> [The exercise] Pick out every line that holds the string "Philippe" and copy it.

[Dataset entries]
———

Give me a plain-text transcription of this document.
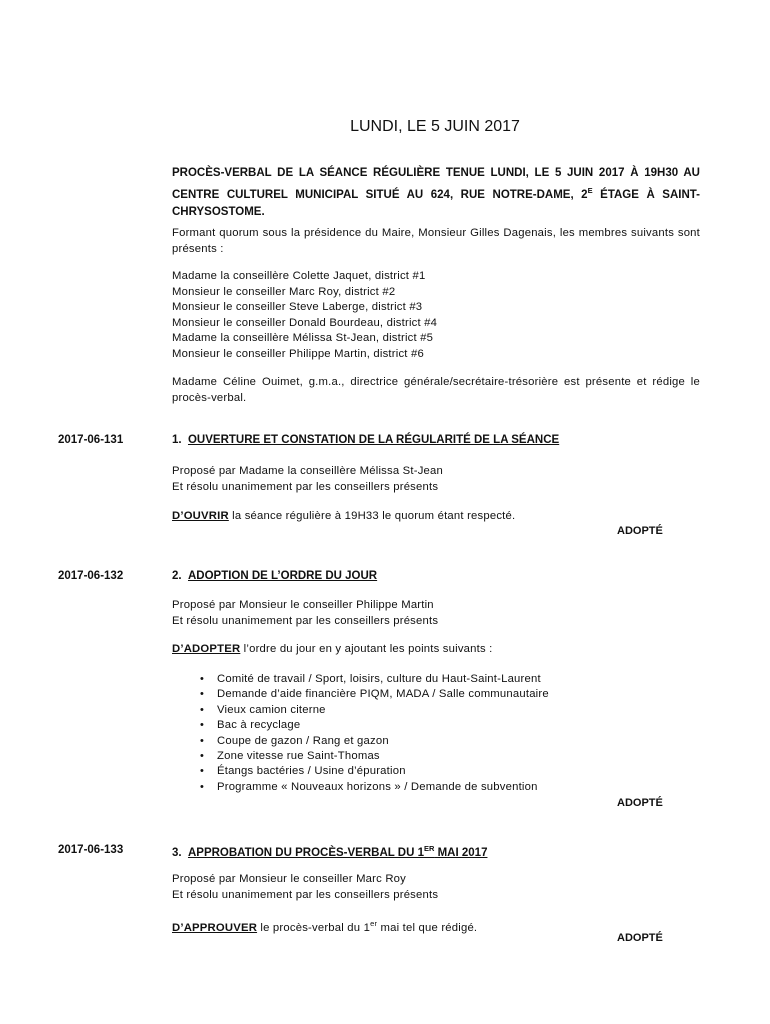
LUNDI, LE 5 JUIN 2017
PROCÈS-VERBAL DE LA SÉANCE RÉGULIÈRE TENUE LUNDI, LE 5 JUIN 2017 À 19H30 AU CENTRE CULTUREL MUNICIPAL SITUÉ AU 624, RUE NOTRE-DAME, $2^E$ ÉTAGE À SAINT-CHRYSOSTOME.
Formant quorum sous la présidence du Maire, Monsieur Gilles Dagenais, les membres suivants sont présents :
Madame la conseillère Colette Jaquet, district #1
Monsieur le conseiller Marc Roy, district #2
Monsieur le conseiller Steve Laberge, district #3
Monsieur le conseiller Donald Bourdeau, district #4
Madame la conseillère Mélissa St-Jean, district #5
Monsieur le conseiller Philippe Martin, district #6
Madame Céline Ouimet, g.m.a., directrice générale/secrétaire-trésorière est présente et rédige le procès-verbal.
2017-06-131	1. OUVERTURE ET CONSTATION DE LA RÉGULARITÉ DE LA SÉANCE
Proposé par Madame la conseillère Mélissa St-Jean
Et résolu unanimement par les conseillers présents
D’OUVRIR la séance régulière à 19H33 le quorum étant respecté.
ADOPTÉ
2017-06-132	2. ADOPTION DE L’ORDRE DU JOUR
Proposé par Monsieur le conseiller Philippe Martin
Et résolu unanimement par les conseillers présents
D’ADOPTER l’ordre du jour en y ajoutant les points suivants :
• Comité de travail / Sport, loisirs, culture du Haut-Saint-Laurent
• Demande d’aide financière PIQM, MADA / Salle communautaire
• Vieux camion citerne
• Bac à recyclage
• Coupe de gazon / Rang et gazon
• Zone vitesse rue Saint-Thomas
• Étangs bactéries / Usine d’épuration
• Programme « Nouveaux horizons » / Demande de subvention
ADOPTÉ
2017-06-133	3. APPROBATION DU PROCÈS-VERBAL DU 1ER MAI 2017
Proposé par Monsieur le conseiller Marc Roy
Et résolu unanimement par les conseillers présents
D’APPROUVER le procès-verbal du 1er mai tel que rédigé.
ADOPTÉ
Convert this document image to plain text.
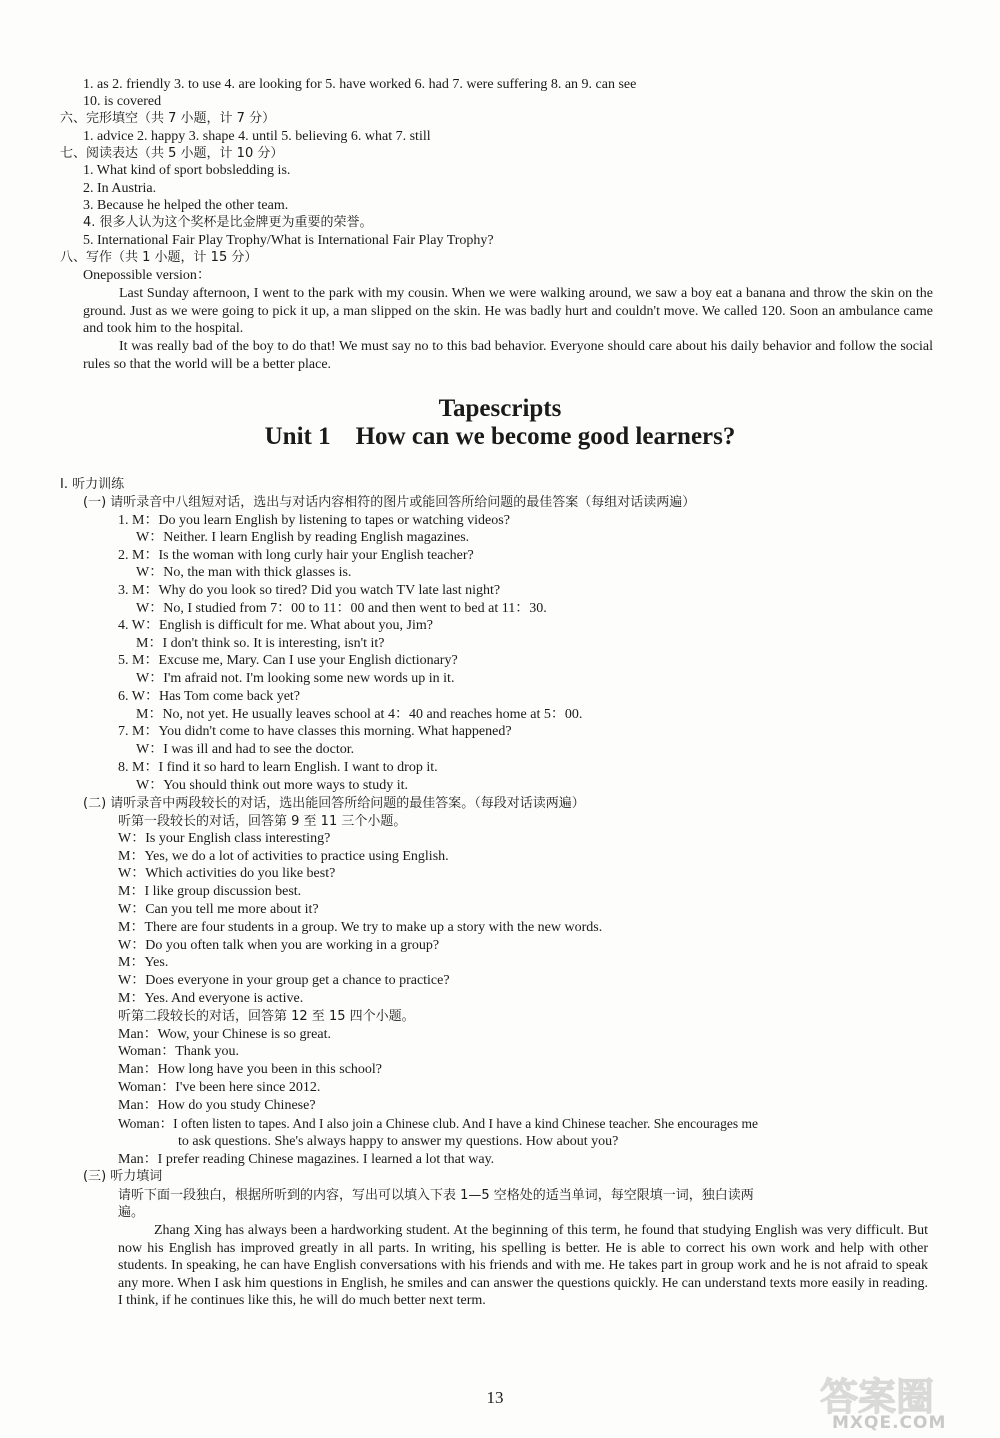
1. as 2. friendly 3. to use 4. are looking for 5. have worked 6. had 7. were suffering 8. an 9. can see
10. is covered
六、完形填空（共 7 小题，计 7 分）
1. advice 2. happy 3. shape 4. until 5. believing 6. what 7. still
七、阅读表达（共 5 小题，计 10 分）
1. What kind of sport bobsledding is.
2. In Austria.
3. Because he helped the other team.
4. 很多人认为这个奖杯是比金牌更为重要的荣誉。
5. International Fair Play Trophy/What is International Fair Play Trophy?
八、写作（共 1 小题，计 15 分）
Onepossible version：
Last Sunday afternoon, I went to the park with my cousin. When we were walking around, we saw a boy eat a banana and throw the skin on the ground. Just as we were going to pick it up, a man slipped on the skin. He was badly hurt and couldn't move. We called 120. Soon an ambulance came and took him to the hospital.
It was really bad of the boy to do that! We must say no to this bad behavior. Everyone should care about his daily behavior and follow the social rules so that the world will be a better place.
Tapescripts
Unit 1    How can we become good learners?
Ⅰ. 听力训练
(一) 请听录音中八组短对话，选出与对话内容相符的图片或能回答所给问题的最佳答案（每组对话读两遍）
1. M：Do you learn English by listening to tapes or watching videos?
W：Neither. I learn English by reading English magazines.
2. M：Is the woman with long curly hair your English teacher?
W：No, the man with thick glasses is.
3. M：Why do you look so tired? Did you watch TV late last night?
W：No, I studied from 7：00 to 11：00 and then went to bed at 11：30.
4. W：English is difficult for me. What about you, Jim?
M：I don't think so. It is interesting, isn't it?
5. M：Excuse me, Mary. Can I use your English dictionary?
W：I'm afraid not. I'm looking some new words up in it.
6. W：Has Tom come back yet?
M：No, not yet. He usually leaves school at 4：40 and reaches home at 5：00.
7. M：You didn't come to have classes this morning. What happened?
W：I was ill and had to see the doctor.
8. M：I find it so hard to learn English. I want to drop it.
W：You should think out more ways to study it.
(二) 请听录音中两段较长的对话，选出能回答所给问题的最佳答案。（每段对话读两遍）
听第一段较长的对话，回答第 9 至 11 三个小题。
W：Is your English class interesting?
M：Yes, we do a lot of activities to practice using English.
W：Which activities do you like best?
M：I like group discussion best.
W：Can you tell me more about it?
M：There are four students in a group. We try to make up a story with the new words.
W：Do you often talk when you are working in a group?
M：Yes.
W：Does everyone in your group get a chance to practice?
M：Yes. And everyone is active.
听第二段较长的对话，回答第 12 至 15 四个小题。
Man：Wow, your Chinese is so great.
Woman：Thank you.
Man：How long have you been in this school?
Woman：I've been here since 2012.
Man：How do you study Chinese?
Woman：I often listen to tapes. And I also join a Chinese club. And I have a kind Chinese teacher. She encourages me
to ask questions. She's always happy to answer my questions. How about you?
Man：I prefer reading Chinese magazines. I learned a lot that way.
(三) 听力填词
请听下面一段独白，根据所听到的内容，写出可以填入下表 1—5 空格处的适当单词，每空限填一词，独白读两
遍。
Zhang Xing has always been a hardworking student. At the beginning of this term, he found that studying English was very difficult. But now his English has improved greatly in all parts. In writing, his spelling is better. He is able to correct his own work and help with other students. In speaking, he can have English conversations with his friends and with me. He takes part in group work and he is not afraid to speak any more. When I ask him questions in English, he smiles and can answer the questions quickly. He can understand texts more easily in reading. I think, if he continues like this, he will do much better next term.
13	答案圈
MXQE.COM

———

> [Worked solution]
Monsieur le conseiller Philippe Martin, district #6
Proposé par Monsieur le conseiller Philippe Martin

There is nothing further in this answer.